▶ EXERCISE
Copy each line that contains the word "feel".

▶ EXCERPTED RECORDS
======

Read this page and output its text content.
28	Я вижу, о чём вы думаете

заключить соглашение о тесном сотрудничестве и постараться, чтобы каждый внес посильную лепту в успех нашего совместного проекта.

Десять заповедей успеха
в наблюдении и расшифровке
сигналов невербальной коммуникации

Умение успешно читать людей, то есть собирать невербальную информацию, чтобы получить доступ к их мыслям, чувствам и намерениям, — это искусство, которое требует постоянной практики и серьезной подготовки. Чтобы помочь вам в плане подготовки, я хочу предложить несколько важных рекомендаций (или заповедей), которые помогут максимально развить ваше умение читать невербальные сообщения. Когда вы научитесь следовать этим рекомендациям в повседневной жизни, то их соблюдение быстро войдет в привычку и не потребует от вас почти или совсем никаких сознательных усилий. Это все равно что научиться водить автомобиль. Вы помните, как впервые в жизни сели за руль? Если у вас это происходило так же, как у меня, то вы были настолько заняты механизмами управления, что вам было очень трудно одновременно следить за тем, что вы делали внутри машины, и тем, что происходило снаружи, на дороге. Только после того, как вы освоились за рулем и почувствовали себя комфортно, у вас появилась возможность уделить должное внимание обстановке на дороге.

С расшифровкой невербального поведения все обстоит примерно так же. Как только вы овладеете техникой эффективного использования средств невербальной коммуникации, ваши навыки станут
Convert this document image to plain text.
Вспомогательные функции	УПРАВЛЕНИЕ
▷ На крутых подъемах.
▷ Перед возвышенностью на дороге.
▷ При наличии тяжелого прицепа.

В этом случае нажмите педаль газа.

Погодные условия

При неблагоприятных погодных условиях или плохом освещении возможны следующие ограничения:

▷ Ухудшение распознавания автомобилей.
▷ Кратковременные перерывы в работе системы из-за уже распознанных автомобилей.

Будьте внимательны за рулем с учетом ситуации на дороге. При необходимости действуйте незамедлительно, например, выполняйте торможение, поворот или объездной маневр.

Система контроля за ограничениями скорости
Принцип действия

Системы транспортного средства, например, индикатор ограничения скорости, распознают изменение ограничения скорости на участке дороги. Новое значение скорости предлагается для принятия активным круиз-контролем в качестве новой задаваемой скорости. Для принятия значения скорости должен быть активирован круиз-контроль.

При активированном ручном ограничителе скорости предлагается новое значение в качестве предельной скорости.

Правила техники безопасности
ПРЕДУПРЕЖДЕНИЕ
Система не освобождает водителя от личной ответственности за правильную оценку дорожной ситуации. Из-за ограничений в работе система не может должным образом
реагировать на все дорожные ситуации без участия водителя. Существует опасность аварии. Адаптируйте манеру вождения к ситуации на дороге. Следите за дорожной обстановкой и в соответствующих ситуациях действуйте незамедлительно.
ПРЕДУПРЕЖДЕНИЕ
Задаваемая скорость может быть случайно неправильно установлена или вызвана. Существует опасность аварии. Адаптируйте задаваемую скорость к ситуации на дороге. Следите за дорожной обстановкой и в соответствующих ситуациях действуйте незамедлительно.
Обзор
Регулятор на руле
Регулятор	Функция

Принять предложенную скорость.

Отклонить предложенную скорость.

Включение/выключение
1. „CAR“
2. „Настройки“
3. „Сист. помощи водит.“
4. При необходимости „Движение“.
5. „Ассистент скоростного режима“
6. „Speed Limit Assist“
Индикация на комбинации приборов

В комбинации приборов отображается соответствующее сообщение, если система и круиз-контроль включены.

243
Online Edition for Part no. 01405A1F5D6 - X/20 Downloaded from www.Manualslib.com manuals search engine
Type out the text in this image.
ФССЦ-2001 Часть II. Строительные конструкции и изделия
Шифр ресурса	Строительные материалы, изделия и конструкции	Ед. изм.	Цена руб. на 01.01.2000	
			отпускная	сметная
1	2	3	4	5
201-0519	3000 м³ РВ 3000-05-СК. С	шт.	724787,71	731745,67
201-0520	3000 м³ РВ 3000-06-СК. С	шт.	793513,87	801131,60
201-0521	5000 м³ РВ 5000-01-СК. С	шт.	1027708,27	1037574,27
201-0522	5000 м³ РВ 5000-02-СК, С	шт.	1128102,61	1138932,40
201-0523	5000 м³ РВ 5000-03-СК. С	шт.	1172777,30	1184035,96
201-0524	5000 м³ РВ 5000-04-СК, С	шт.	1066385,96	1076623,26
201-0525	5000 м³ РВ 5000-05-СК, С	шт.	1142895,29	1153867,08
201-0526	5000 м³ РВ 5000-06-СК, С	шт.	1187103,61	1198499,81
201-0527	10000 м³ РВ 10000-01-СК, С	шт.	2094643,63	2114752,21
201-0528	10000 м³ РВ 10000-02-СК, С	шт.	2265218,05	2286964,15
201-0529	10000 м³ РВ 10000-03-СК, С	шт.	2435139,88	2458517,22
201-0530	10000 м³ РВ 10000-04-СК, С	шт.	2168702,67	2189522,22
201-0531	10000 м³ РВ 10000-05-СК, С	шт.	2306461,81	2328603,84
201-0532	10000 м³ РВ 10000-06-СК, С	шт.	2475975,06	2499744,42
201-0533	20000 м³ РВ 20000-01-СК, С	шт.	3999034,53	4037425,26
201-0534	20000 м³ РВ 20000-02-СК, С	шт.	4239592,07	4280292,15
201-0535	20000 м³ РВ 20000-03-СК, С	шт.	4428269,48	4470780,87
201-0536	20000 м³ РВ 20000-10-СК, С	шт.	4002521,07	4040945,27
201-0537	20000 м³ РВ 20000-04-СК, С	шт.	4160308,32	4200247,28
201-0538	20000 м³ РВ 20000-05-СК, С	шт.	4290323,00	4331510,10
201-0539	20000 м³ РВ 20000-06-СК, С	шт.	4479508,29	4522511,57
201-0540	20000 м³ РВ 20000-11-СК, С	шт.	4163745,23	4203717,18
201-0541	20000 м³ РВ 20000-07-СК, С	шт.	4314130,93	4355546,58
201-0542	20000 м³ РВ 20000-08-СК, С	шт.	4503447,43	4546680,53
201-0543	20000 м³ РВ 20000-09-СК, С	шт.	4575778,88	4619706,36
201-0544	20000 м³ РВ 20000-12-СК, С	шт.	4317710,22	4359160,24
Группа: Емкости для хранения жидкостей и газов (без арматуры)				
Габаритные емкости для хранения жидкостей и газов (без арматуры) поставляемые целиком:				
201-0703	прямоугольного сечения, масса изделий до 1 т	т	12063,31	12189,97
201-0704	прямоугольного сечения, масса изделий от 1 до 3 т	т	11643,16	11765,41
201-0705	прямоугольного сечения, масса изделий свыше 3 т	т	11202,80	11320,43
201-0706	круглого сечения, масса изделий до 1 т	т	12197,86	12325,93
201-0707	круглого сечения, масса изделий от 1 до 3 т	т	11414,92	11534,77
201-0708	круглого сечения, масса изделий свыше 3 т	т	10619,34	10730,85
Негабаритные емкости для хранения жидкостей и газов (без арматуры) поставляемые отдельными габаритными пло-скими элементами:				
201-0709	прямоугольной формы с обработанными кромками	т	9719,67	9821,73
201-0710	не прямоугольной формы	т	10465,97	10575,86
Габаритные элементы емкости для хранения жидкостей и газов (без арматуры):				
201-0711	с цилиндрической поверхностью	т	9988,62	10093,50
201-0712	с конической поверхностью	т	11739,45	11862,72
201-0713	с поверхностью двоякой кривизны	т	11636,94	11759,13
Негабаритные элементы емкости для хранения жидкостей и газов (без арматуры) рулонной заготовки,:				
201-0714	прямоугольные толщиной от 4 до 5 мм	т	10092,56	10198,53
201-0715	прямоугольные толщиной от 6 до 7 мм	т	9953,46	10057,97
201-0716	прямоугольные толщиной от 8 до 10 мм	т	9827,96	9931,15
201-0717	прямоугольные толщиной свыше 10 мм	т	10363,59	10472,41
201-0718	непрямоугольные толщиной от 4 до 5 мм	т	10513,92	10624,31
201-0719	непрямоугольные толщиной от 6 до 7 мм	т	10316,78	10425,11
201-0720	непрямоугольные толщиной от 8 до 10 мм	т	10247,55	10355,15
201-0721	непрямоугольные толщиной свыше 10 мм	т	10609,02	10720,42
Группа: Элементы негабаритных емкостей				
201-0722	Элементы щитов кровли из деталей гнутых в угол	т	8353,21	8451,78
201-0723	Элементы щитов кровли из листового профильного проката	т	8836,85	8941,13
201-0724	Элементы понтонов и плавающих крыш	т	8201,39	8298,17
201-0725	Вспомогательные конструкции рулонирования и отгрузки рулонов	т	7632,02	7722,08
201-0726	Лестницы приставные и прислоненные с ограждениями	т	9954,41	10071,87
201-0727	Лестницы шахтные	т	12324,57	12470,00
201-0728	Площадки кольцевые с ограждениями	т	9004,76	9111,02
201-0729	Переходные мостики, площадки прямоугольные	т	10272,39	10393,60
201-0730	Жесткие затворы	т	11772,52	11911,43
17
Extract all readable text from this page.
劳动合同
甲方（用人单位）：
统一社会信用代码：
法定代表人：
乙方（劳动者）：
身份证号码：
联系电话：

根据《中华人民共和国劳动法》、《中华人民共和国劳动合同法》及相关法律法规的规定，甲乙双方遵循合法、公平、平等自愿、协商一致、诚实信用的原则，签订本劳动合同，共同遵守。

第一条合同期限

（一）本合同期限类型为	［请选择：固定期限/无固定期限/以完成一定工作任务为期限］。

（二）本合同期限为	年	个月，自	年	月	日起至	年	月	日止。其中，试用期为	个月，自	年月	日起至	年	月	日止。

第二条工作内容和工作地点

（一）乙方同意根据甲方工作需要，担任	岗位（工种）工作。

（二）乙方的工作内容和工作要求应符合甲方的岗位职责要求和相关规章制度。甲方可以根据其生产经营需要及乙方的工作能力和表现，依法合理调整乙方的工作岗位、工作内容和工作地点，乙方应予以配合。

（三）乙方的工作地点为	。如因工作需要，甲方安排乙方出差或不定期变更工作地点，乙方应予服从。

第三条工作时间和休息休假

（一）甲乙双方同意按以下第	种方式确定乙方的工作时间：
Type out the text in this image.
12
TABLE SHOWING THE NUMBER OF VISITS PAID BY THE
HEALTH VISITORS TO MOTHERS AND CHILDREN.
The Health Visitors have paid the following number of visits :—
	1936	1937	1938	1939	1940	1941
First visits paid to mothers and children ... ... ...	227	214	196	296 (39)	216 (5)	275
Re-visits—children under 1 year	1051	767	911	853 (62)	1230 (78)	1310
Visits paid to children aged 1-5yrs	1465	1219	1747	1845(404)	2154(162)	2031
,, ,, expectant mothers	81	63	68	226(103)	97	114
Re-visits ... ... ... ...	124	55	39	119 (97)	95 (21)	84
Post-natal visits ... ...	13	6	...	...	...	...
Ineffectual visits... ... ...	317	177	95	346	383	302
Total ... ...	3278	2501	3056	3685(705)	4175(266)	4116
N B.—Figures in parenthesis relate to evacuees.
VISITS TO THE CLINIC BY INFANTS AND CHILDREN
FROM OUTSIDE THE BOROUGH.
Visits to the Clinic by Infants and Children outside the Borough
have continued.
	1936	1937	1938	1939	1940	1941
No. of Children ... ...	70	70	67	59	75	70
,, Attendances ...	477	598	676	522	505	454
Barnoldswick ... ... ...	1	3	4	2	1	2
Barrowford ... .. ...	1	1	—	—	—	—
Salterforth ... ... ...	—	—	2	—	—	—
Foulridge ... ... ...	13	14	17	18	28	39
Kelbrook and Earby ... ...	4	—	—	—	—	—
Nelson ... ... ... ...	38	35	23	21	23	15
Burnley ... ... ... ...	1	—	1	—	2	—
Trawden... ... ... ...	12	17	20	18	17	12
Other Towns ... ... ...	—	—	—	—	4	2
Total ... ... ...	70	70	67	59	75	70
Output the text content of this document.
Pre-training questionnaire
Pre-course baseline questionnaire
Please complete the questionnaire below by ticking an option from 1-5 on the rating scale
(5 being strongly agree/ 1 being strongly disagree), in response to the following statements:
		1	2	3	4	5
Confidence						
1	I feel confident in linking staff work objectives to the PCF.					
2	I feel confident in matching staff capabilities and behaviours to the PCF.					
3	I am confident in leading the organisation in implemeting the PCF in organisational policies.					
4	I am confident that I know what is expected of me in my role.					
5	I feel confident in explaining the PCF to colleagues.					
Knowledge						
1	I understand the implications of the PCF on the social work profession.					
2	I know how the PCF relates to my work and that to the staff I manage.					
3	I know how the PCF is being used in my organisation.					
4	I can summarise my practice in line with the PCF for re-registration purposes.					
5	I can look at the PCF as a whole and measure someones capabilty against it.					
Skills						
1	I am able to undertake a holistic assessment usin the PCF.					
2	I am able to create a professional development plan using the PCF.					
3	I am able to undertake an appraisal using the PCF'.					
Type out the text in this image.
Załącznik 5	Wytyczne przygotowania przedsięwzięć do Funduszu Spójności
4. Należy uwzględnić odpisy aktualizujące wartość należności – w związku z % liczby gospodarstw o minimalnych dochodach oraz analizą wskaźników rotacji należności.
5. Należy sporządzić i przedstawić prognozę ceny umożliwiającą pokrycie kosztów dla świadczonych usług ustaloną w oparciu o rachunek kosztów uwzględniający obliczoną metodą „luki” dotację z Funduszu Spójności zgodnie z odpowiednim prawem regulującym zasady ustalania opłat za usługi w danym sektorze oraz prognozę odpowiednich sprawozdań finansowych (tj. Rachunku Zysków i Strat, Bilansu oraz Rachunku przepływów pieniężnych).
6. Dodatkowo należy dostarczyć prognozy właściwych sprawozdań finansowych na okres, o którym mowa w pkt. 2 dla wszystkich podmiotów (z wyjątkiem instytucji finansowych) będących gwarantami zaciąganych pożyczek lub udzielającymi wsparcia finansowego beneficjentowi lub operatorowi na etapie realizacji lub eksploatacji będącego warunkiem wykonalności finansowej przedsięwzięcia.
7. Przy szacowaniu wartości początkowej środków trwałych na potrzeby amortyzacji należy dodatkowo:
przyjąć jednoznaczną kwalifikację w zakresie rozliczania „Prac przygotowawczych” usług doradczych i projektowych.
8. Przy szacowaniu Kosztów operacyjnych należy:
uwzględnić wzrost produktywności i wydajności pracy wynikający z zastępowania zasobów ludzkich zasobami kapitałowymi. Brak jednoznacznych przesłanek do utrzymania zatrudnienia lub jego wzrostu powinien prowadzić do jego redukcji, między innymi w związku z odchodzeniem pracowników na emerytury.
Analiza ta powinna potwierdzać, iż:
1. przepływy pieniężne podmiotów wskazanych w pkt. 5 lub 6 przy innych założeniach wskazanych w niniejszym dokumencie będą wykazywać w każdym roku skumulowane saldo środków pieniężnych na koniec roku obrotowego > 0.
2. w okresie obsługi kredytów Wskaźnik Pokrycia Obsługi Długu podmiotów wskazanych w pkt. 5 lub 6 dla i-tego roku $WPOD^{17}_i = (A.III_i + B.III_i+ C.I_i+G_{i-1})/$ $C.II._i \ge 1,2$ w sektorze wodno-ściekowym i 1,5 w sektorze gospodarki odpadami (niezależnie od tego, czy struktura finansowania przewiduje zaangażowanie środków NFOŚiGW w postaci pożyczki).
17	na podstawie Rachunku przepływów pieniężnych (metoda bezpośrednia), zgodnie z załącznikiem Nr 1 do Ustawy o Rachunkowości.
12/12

======

▶ ANSWER IN FULL
1	I feel confident in linking staff work objectives to the PCF.					
2	I feel confident in matching staff capabilities and behaviours to the PCF.					
5	I feel confident in explaining the PCF to colleagues.					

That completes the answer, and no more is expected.